▸ **Task goal**
Read through the entries below and return each line with the word "drug".
Data extract START
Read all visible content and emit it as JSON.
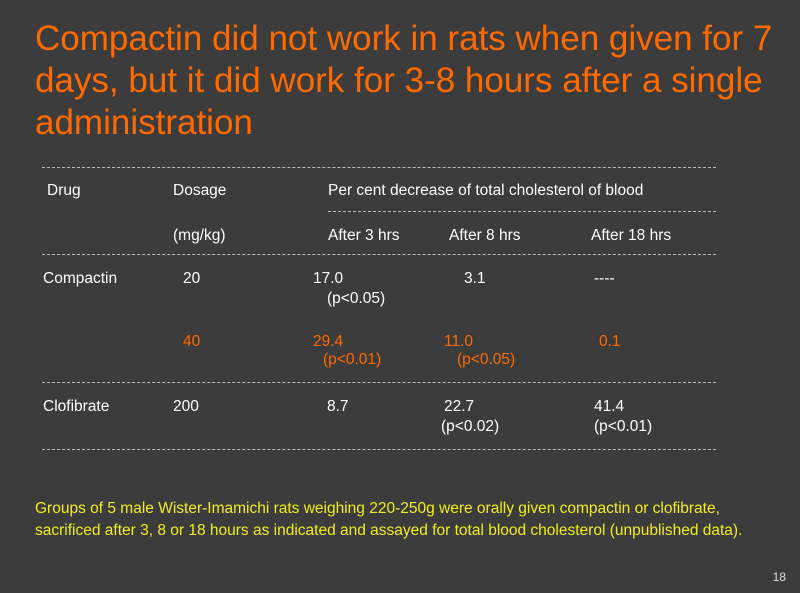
{
  "title": "Compactin did not work in rats when given for 7 days, but it did work for 3-8 hours after a single administration",
  "table": {
    "headers": {
      "drug": "Drug",
      "dosage": "Dosage",
      "group": "Per cent decrease of total cholesterol of blood",
      "unit": "(mg/kg)",
      "h3": "After 3 hrs",
      "h8": "After 8 hrs",
      "h18": "After 18 hrs"
    },
    "rows": [
      {
        "drug": "Compactin",
        "dose": "20",
        "h3": "17.0",
        "h3_p": "(p<0.05)",
        "h8": "3.1",
        "h8_p": "",
        "h18": "----",
        "h18_p": ""
      },
      {
        "drug": "",
        "dose": "40",
        "h3": "29.4",
        "h3_p": "(p<0.01)",
        "h8": "11.0",
        "h8_p": "(p<0.05)",
        "h18": "0.1",
        "h18_p": ""
      },
      {
        "drug": "Clofibrate",
        "dose": "200",
        "h3": "8.7",
        "h3_p": "",
        "h8": "22.7",
        "h8_p": "(p<0.02)",
        "h18": "41.4",
        "h18_p": "(p<0.01)"
      }
    ]
  },
  "note": "Groups of 5 male Wister-Imamichi rats weighing 220-250g were orally given compactin or clofibrate, sacrificed after 3, 8 or 18 hours as indicated and assayed for total blood cholesterol (unpublished data).",
  "page_number": "18",
  "colors": {
    "background": "#3c3c3c",
    "title": "#ff6a00",
    "highlight_row": "#ff6a00",
    "note": "#f2ee1c",
    "text": "#ffffff"
  }
}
Data extract END
▸ **Exercise answer**
      "drug": "Drug",
        "drug": "Compactin",
        "drug": "",
        "drug": "Clofibrate",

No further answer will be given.